** Start Text segment **

Out, Many Times

It was when Sheik turned into Zelda in Ocarina of Time and I was still attracted.

Incidentally, that was when my cousins started calling me “gay.”

I didn’t know what gay meant then.

I was 13.


One day in grade school I was asked what I thought of boys. I answered honestly — and after I answered all the girls avoided me. I’d said that I liked girls better, and suddenly I was shunned by all.

I was 12.


A few years earlier I’d had a good friend. We shared the same interests. We got along well. But a rumor started. I didn’t know about it until I arrived for the scheduled hangout and was told that her folks didn’t want “that type of girl” hanging around. Then the door was closed in my face.

I was 7.


I was 20.

I’d just successfully confessed my feelings to my crush on campus. He’d shot me down. My friends took me out for sushi to make me feel better. A few weeks passed and I saw more of the guy that made me realize that I’d actually dodged a bullet — the guy was beautiful, but BOY was he problematic. While all this was going on, one of my other friends had something awesome happen to her — and in her soaring euphoria, she kissed ME before skipping off to her destination.

“Guys,” I said to my group as the realization finally dawned, chest a flutter, “I think I might be bisexual.”


I was 30.

I’m freaking out because my clothes are gendered. Male is wrong. Female is wrong. But if that’s the case then what am I? I panic and cancel my plans. I hit up the new LGBT sub on 4chan of all places — where I learn about nonbinary identities. The panic subsides a bit, and I research into the night. By morning I have a handle on it.

Ze/zir.

Genderqueer/Genderflux.

And a private identification tied to my blood that I reveal only to those who I trust.

For the first time in years, things are clicking.


I am 33.

Things have settled in. Some have evolved: as a nonbinary individual, I now identify more as pansexual because it’s outside the binary. Some have refined: my attraction type is demi-panromantic, if we’re splitting hairs.
I have accepted that I am settled firmly beneath the trans umbrella — something that I denied vehemently before. And I am growing as a person.

… well, that’s my Coming Out™ story.

On the new transantagonism

The recent influx of these so called bathroom bills is just the latest round of body policing and transantagonism that has been going on since the time of the colonizers. People don’t understand something, so instead of trying to understand it, they seek to violate, dehumanize, or rationalize away their own internal revulsion of it.

** End Text segment **

- [Exercise task A]:
Copy the rows verbatim, starting at the first row and continuing through the line that contains "paragraph-nivel: nivel pudieran".

** Start Given data **

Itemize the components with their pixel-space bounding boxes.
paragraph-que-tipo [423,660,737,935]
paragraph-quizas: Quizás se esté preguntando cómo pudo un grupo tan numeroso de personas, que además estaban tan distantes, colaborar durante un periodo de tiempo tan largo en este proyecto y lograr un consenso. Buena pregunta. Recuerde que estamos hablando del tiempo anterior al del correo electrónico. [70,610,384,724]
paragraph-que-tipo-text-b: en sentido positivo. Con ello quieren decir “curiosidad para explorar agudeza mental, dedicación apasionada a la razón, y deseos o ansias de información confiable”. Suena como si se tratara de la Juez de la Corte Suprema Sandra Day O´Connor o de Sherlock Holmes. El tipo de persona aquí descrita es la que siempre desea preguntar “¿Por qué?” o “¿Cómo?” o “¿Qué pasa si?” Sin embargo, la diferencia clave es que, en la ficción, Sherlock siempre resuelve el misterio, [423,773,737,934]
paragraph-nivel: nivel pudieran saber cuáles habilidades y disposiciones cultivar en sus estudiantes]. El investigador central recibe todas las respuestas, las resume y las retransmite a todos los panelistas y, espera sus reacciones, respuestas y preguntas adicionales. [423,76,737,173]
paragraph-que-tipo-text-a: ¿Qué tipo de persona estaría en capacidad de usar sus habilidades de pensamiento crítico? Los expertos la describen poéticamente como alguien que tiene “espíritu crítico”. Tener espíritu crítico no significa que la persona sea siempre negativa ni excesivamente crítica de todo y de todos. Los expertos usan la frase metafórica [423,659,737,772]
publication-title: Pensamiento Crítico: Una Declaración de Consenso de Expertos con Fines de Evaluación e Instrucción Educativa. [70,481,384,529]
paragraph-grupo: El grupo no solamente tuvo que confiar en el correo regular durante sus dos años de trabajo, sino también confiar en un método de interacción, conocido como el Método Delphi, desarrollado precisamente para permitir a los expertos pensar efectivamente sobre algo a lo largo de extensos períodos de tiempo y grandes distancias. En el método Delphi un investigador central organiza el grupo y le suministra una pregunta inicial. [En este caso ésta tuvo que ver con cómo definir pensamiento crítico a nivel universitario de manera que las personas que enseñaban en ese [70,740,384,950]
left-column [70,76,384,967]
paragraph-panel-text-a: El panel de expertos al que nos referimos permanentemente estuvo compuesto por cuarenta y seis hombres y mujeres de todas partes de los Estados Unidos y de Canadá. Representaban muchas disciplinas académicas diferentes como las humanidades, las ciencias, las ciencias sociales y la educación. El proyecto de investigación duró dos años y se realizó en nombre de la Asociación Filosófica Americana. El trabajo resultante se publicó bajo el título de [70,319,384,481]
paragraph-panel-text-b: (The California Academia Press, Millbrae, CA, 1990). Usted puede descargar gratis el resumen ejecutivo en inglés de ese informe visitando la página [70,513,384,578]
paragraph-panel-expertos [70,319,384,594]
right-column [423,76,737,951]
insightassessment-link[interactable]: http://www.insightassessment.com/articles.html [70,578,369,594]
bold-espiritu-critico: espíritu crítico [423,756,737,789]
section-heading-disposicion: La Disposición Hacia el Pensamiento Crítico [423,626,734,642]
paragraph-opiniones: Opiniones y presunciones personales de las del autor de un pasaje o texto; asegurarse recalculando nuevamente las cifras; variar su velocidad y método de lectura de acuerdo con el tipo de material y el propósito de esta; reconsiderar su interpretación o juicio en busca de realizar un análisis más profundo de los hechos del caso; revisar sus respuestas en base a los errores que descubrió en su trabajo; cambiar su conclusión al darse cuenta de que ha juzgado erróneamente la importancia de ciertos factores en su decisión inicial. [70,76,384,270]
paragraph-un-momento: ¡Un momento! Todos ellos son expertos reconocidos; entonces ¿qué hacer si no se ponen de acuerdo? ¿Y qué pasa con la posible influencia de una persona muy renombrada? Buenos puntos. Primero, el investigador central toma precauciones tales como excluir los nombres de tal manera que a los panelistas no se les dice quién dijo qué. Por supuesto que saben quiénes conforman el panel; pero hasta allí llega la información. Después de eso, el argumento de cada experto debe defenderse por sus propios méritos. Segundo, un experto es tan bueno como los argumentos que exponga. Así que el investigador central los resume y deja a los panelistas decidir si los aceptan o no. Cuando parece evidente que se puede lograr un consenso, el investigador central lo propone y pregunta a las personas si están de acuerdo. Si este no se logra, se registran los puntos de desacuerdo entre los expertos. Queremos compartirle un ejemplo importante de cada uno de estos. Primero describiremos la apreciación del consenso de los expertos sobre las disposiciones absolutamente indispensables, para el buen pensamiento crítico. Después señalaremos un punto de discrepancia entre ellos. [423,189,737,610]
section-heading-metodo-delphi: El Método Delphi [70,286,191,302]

** End Given data **

- [Exercise task B]:
In the coming-out essay, which pronouns does the writer list after researching nonbinary identities?

- [Full output A]:
Itemize the components with their pixel-space bounding boxes.
paragraph-que-tipo [423,660,737,935]
paragraph-quizas: Quizás se esté preguntando cómo pudo un grupo tan numeroso de personas, que además estaban tan distantes, colaborar durante un periodo de tiempo tan largo en este proyecto y lograr un consenso. Buena pregunta. Recuerde que estamos hablando del tiempo anterior al del correo electrónico. [70,610,384,724]
paragraph-que-tipo-text-b: en sentido positivo. Con ello quieren decir “curiosidad para explorar agudeza mental, dedicación apasionada a la razón, y deseos o ansias de información confiable”. Suena como si se tratara de la Juez de la Corte Suprema Sandra Day O´Connor o de Sherlock Holmes. El tipo de persona aquí descrita es la que siempre desea preguntar “¿Por qué?” o “¿Cómo?” o “¿Qué pasa si?” Sin embargo, la diferencia clave es que, en la ficción, Sherlock siempre resuelve el misterio, [423,773,737,934]
paragraph-nivel: nivel pudieran saber cuáles habilidades y disposiciones cultivar en sus estudiantes]. El investigador central recibe todas las respuestas, las resume y las retransmite a todos los panelistas y, espera sus reacciones, respuestas y preguntas adicionales. [423,76,737,173]

- [Full output B]:
Ze/zir.